> _Required task_
Return each line of the records holding the string "istruzione".

-------- Stored rows

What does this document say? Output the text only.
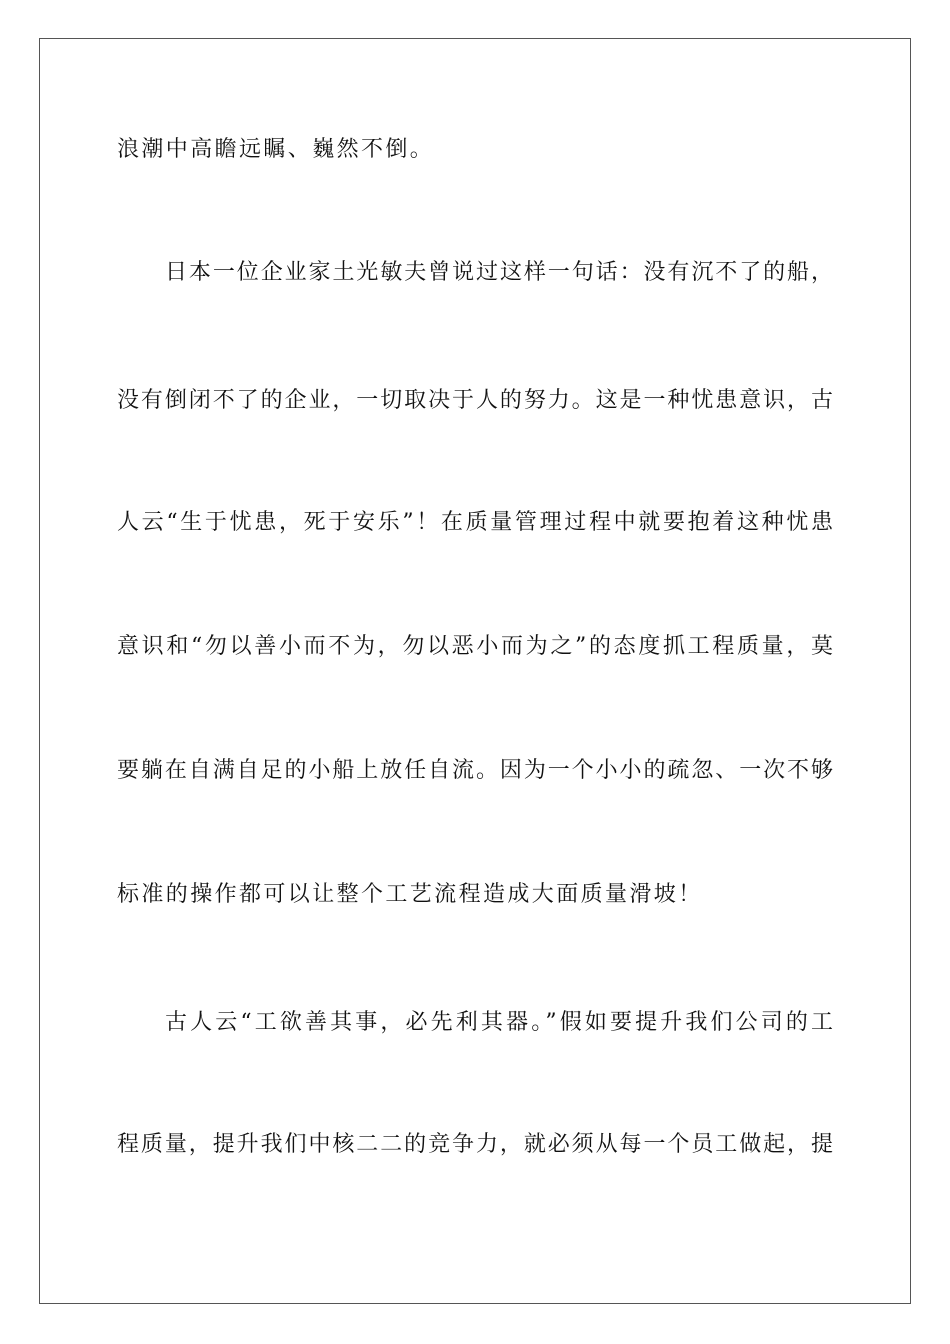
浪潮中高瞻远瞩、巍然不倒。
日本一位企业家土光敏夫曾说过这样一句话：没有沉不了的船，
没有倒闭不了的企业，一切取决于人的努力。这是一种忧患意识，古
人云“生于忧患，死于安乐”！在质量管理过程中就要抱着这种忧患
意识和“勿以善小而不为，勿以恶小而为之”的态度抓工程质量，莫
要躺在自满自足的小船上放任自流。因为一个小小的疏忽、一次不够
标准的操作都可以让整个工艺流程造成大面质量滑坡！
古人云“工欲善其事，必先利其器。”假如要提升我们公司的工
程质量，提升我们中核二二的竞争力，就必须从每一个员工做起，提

----------------
-------- Stored rows

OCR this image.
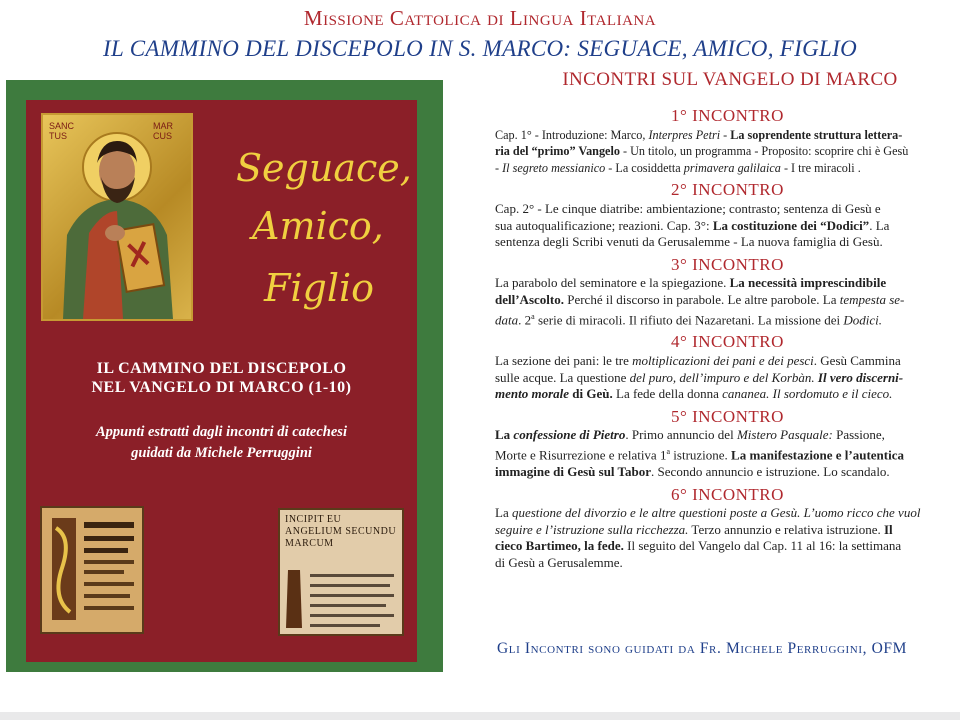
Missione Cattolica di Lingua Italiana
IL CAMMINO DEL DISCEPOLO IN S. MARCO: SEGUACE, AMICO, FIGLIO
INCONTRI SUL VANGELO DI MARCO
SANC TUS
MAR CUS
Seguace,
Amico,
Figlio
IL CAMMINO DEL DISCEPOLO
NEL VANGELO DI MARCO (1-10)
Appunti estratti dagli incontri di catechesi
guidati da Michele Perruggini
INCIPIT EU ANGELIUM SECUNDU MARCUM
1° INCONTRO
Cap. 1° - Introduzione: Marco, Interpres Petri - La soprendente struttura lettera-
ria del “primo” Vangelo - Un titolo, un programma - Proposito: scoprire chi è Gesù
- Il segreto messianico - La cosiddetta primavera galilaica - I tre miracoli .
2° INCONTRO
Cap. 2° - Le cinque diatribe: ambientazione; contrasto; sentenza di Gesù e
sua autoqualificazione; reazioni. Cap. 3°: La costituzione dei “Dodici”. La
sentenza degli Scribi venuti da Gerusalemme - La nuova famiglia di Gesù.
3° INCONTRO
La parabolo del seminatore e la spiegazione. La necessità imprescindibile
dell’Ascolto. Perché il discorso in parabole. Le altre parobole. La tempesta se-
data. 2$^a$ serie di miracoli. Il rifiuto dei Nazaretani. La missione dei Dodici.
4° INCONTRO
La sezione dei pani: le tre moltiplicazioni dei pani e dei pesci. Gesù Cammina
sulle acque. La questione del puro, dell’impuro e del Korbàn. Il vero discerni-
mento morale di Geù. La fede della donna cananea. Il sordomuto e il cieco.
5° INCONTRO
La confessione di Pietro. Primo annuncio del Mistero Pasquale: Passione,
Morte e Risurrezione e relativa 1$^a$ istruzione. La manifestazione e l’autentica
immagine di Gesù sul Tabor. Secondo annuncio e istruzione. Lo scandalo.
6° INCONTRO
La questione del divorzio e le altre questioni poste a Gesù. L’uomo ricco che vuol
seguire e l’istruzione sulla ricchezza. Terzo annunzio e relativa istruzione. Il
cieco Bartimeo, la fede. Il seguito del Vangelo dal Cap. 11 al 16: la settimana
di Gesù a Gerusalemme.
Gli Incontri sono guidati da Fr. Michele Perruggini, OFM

----------------

> _Response to the task_
Morte e Risurrezione e relativa 1$^a$ istruzione. La manifestazione e l’autentica
immagine di Gesù sul Tabor. Secondo annuncio e istruzione. Lo scandalo.
seguire e l’istruzione sulla ricchezza. Terzo annunzio e relativa istruzione. Il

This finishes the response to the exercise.